— WHAT YOU ARE ASKED TO DO —
Copy every line of the records below that holds the word "JSON".

(Extracts from a graphics dataset)
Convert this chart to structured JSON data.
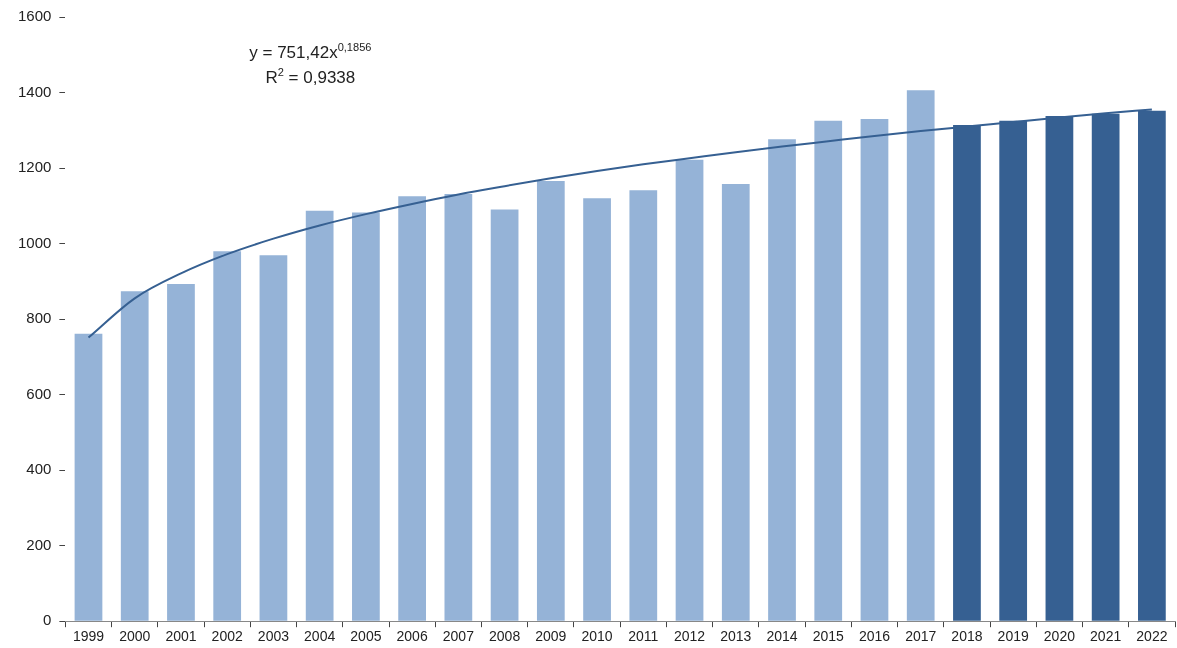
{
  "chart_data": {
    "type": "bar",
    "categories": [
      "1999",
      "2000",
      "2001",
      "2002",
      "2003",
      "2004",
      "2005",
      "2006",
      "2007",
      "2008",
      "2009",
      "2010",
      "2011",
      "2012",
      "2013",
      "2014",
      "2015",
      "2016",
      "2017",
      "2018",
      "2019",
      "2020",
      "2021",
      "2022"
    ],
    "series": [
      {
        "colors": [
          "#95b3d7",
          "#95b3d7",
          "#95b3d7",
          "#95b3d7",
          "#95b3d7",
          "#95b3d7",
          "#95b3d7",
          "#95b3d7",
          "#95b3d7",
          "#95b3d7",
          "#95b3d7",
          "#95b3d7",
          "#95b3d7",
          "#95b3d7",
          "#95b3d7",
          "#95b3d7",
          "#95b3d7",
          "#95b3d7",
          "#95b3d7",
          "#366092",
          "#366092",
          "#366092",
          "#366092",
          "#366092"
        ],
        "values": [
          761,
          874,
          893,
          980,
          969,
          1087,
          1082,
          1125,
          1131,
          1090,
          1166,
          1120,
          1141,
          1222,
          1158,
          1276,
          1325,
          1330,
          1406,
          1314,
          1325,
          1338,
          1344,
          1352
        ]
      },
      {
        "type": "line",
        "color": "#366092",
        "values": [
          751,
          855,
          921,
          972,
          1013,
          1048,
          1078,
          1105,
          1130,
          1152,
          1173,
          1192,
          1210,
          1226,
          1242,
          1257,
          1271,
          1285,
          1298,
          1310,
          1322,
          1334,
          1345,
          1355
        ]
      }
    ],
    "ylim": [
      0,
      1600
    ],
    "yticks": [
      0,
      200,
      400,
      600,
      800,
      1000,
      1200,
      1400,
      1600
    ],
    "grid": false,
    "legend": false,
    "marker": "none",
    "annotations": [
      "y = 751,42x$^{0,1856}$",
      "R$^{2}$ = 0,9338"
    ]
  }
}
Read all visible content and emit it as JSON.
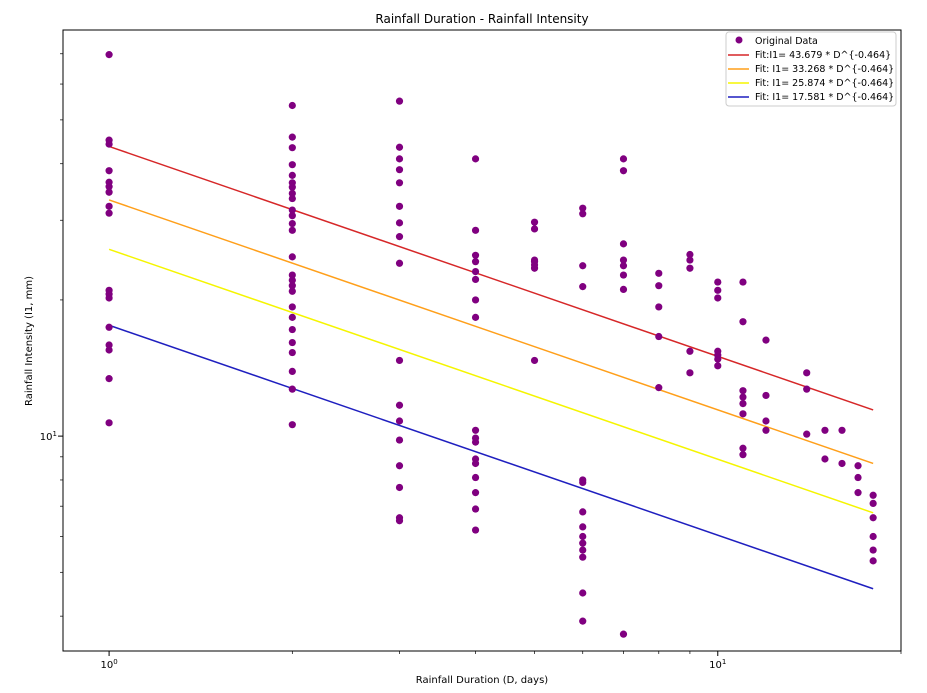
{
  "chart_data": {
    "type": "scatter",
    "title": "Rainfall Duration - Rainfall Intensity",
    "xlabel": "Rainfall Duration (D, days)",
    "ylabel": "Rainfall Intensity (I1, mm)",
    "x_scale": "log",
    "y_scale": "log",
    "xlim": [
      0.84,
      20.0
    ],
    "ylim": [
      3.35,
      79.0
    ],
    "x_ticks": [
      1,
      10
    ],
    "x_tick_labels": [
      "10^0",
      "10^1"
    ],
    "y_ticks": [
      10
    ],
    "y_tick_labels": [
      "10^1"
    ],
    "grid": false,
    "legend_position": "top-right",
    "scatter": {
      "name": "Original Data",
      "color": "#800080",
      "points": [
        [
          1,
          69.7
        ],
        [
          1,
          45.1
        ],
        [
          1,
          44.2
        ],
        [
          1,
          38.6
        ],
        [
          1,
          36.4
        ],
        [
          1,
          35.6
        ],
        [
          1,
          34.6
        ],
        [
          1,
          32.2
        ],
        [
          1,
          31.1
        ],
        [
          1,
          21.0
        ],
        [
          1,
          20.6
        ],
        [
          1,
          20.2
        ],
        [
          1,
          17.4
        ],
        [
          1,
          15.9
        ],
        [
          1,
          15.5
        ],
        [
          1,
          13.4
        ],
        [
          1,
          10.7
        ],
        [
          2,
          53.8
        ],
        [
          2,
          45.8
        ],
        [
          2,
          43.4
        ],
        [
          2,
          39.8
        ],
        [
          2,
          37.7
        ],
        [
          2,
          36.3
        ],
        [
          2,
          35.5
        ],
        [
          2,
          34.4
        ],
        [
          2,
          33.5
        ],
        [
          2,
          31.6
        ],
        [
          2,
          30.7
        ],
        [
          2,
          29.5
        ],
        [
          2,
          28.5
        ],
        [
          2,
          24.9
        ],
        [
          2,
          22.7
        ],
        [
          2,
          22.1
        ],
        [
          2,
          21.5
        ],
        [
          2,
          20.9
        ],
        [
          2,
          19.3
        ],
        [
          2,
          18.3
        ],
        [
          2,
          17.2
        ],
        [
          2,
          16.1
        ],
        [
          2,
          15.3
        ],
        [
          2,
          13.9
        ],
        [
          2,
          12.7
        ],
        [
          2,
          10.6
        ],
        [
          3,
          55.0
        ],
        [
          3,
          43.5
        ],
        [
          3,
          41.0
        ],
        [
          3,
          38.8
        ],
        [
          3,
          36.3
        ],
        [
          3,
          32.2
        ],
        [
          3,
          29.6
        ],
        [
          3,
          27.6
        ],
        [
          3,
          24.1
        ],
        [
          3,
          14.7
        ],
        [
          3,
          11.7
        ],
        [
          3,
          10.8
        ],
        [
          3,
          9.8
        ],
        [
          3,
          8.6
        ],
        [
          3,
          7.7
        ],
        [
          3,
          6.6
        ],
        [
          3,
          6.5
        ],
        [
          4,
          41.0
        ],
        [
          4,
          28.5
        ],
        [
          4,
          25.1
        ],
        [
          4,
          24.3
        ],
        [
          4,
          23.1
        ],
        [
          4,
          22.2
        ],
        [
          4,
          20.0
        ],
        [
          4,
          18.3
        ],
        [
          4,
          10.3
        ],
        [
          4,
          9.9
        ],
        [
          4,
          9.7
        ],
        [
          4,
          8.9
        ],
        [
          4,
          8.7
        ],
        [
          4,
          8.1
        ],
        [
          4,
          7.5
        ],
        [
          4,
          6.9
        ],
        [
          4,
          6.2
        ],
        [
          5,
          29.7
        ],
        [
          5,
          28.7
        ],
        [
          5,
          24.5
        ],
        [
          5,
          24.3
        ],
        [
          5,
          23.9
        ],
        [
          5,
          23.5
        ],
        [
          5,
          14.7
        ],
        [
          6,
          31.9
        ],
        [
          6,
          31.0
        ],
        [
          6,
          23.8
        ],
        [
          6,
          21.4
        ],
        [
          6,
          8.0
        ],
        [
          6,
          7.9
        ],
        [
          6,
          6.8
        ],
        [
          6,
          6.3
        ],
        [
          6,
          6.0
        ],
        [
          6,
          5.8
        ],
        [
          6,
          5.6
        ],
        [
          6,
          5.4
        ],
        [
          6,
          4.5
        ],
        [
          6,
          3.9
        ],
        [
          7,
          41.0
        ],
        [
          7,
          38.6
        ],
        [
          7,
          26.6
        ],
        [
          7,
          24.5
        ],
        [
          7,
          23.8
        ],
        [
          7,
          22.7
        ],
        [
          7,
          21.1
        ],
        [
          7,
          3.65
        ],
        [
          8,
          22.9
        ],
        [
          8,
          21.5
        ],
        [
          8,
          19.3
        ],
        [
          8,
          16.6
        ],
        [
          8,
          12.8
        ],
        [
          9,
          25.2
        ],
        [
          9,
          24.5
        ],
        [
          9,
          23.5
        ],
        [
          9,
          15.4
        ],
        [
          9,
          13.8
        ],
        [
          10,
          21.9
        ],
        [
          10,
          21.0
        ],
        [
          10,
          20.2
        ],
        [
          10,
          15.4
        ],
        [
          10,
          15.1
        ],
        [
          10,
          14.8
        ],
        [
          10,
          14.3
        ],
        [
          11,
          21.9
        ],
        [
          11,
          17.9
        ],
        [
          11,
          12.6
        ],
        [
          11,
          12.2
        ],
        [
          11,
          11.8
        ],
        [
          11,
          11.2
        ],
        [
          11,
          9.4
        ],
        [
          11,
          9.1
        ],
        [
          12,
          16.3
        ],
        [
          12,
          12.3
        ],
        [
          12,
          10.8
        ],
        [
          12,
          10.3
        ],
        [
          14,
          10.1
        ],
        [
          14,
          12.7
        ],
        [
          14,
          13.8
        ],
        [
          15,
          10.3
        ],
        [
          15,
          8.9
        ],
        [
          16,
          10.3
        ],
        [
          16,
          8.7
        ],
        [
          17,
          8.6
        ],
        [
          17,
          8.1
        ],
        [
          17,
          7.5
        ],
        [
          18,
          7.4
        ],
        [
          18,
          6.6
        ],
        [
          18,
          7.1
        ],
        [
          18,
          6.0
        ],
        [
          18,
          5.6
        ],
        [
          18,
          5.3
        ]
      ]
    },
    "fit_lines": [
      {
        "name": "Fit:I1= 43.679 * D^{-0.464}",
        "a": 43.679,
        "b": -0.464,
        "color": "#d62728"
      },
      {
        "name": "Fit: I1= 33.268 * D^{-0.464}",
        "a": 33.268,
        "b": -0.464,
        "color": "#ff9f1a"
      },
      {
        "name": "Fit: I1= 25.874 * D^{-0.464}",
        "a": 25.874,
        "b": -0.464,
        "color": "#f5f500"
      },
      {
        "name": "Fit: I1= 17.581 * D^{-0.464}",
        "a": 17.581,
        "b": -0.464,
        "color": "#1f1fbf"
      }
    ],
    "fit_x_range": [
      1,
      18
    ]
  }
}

— FINISHED ANSWER —
Convert this chart to structured JSON data.
Read all visible content and emit it as JSON.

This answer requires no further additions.